- **Tasks and exercises**
1/ In the forum thread about two brother mice:
(a) How old are the two male mice?
(b) Which brother is the beta, Ari or Janco?
(c) Where does moustress say frequently finding the other mouse may be a sign of trouble?
2/ Can you give the listing that follows the forum thread as a Markdown table with the columns Row and Line, one row per line and blank lines left out?

- **Quoted passage**
# should I be concerned?



## Yelena (Apr 25, 2010)

I've never had mice before so its a bit new to me.

I have two 6 week old male mice (brothers). I know there's always the chance that the guys are not going along so I'm keeping a close eye on their behavior.

I got them on Sunday and last night I noticed that they steal food off each other ALL the time. there's loads of food but they still do it. The 'alpha' brother ends up pinning the other one down and cleaning his ears :/

Neither of them look bothered about it so I'm wondering if this is more play than arguing.

I'm sure that there will be a power struggle as their in a new environment etc but just would like to know what to look out for really so I can intervene before anything gets serious


----------



## WoodWitch (Oct 18, 2009)

As they are brothers and (I assume) have not been bred from, you might be ok to keep them together.
If they start fighting you will not really be in any doubt about it as it can be very savage, so if you think they are just playing then they perhaps are. Washing each other is not a problem.

A struggle for dominance is perfectly natural and will also happen with does, it does not necessarily indicate the need for seperation, so long as the Alpha and the Beta are happy to accept their roles.

You will need to watch closely and monitor their behaviour though as it could change at anytime, especially after sexual maturity. Don't take any chances.
Also, if you choose to breed either of them, they will not be able to live together again.

xx


----------



## Yelena (Apr 25, 2010)

they've not been bred from and I dont plan on letting them unless they have to be separated tbh.

Guess I'll keep watching them and hope they settle down. Have only had them for 2 days so their still settling in.

Do you think me being able to handle the beta (Ari) more than alpha (Janco) will have any effect on their relationship? Ari is very trusting and spent an hour asleep in my sleeve the first night we got them. Janco is very confident but nibbles my hand (kinda tickles actually) then runs off.

I want to start handling them more but am concerned that I should give them a bit longer to settle in.


----------



## Lizzle (Apr 7, 2010)

Just a question: do you have any female mice anywhere in your home? I've read that if two brothers smell a female, they will often start fighting viciously.

Otherwise, it is true that does do this too.  One of mine started out displaying her dominance by humping her cage-mate.


----------



## zany_toon (Apr 3, 2010)

I've twelve boys living together just now and there are regular sessions of rough housing  Thankfully (touch wood) nothing serious, no bites, scratches or blood so far and they live in the same room as their two mums, two aunts and 6 sisters but you need to keep a close eye on them. I check mine every night to make sure that they haven't caused any damage to one another and also check the cage for any signs of blood from bites etc that I may have missed. I just hope that they will stay together or at least in trios.


----------



## moustress (Sep 25, 2009)

Just make sure the dominant one doesn't keep the other from food or water or SLEEP. A mousie can die without a mark on him from too much stress and deprivation. If you frequently find him on top of the water bottle, that may be a sign of trouble. a litle scuffling does no harm, though.


----------



## Yelena (Apr 25, 2010)

Ari seems quite good at sticking up for himself when it comes to food- he's a propper little fatty.

I think a lot of Janco's 'issues' may be down to him being scared. Whenever I pick him up he freaks and poops everywhere before hiding in my hair and not coming down. He's ALOT calmer with my boyfriend though he still wont sit in his hands.

I'm thinking he may just be taking his fear out on Ari who is very calm and relaxed (I was tickling his tummy last night- very funny!).

They seem ok however I will defo keep and eye and also check the cage for those other signs,

thanks for your help


----------



## Yelena (Apr 25, 2010)

you know what, since I've stopped handling Janco he doesn't attach Ari at all :/

Maybe I smell funny haha


----------

- **Data to use**

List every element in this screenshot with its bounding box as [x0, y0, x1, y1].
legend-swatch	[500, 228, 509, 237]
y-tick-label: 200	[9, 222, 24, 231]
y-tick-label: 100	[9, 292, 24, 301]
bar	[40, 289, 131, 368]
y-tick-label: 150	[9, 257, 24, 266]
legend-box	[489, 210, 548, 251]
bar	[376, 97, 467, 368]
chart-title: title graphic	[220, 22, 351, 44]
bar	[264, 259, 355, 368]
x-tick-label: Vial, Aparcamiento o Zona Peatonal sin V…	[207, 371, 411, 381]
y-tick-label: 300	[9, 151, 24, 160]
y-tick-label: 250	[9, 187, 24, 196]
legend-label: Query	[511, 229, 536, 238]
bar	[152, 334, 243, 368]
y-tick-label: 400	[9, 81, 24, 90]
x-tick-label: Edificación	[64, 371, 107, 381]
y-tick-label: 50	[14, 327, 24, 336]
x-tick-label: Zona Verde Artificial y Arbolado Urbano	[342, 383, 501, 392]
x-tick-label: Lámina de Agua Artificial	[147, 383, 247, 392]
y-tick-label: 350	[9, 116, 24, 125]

- **Task answers**
1/
(a) They are 6 weeks old.
(b) Ari is the beta.
(c) On top of the water bottle.

2/
| Row | Line |
|---|---|
| 1 | List every element in this screenshot with its bounding box as [x0, y0, x1, y1]. |
| 2 | legend-swatch	[500, 228, 509, 237] |
| 3 | y-tick-label: 200	[9, 222, 24, 231] |
| 4 | y-tick-label: 100	[9, 292, 24, 301] |
| 5 | bar	[40, 289, 131, 368] |
| 6 | y-tick-label: 150	[9, 257, 24, 266] |
| 7 | legend-box	[489, 210, 548, 251] |
| 8 | bar	[376, 97, 467, 368] |
| 9 | chart-title: title graphic	[220, 22, 351, 44] |
| 10 | bar	[264, 259, 355, 368] |
| 11 | x-tick-label: Vial, Aparcamiento o Zona Peatonal sin V…	[207, 371, 411, 381] |
| 12 | y-tick-label: 300	[9, 151, 24, 160] |
| 13 | y-tick-label: 250	[9, 187, 24, 196] |
| 14 | legend-label: Query	[511, 229, 536, 238] |
| 15 | bar	[152, 334, 243, 368] |
| 16 | y-tick-label: 400	[9, 81, 24, 90] |
| 17 | x-tick-label: Edificación	[64, 371, 107, 381] |
| 18 | y-tick-label: 50	[14, 327, 24, 336] |
| 19 | x-tick-label: Zona Verde Artificial y Arbolado Urbano	[342, 383, 501, 392] |
| 20 | x-tick-label: Lámina de Agua Artificial	[147, 383, 247, 392] |
| 21 | y-tick-label: 350	[9, 116, 24, 125] |